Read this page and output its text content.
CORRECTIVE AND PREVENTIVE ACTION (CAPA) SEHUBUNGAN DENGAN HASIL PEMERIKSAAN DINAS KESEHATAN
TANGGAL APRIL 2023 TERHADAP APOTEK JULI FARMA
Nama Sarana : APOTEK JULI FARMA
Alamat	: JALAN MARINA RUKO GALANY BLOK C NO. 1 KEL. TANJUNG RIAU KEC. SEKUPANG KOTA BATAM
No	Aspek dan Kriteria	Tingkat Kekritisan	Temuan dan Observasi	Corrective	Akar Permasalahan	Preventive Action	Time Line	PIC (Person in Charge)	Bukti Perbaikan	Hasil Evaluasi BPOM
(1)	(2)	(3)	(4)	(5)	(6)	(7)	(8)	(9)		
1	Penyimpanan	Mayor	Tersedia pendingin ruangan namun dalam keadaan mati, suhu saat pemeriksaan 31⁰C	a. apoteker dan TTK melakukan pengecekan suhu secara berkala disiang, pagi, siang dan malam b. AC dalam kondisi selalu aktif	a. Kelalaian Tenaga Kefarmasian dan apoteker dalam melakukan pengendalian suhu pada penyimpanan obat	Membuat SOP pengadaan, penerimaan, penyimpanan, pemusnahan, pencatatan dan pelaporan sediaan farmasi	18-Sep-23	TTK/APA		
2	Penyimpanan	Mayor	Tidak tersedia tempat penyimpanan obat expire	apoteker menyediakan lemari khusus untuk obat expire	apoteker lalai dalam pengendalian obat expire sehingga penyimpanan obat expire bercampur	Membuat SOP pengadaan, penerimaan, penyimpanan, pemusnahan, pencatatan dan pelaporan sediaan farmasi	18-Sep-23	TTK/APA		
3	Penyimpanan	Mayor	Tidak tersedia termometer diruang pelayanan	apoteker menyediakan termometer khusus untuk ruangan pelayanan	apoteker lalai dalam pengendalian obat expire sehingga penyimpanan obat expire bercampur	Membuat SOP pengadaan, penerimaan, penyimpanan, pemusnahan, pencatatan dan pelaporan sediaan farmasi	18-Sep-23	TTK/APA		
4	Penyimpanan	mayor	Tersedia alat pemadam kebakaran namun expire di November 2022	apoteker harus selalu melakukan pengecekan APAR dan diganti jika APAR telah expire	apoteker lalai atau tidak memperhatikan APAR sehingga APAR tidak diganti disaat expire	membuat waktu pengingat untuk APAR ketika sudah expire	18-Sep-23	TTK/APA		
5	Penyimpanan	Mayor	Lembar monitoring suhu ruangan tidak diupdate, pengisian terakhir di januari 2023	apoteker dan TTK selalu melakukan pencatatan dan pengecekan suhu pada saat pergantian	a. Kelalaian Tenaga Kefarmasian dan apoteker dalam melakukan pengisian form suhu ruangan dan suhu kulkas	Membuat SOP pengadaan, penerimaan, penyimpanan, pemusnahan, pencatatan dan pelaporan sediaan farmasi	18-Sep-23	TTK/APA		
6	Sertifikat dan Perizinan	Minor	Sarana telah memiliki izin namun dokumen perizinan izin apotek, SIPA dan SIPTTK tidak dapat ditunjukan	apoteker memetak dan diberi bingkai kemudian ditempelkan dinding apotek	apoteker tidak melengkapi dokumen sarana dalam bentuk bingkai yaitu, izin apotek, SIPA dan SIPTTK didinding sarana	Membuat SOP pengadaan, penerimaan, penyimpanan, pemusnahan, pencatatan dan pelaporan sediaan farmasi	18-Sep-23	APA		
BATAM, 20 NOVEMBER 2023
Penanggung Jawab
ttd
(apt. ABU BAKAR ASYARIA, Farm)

[EXERCISE DESCRIPTION]:
The records are above. How many lines in them contain the word "pada"? Give the number alone.

[ANSWER]:
2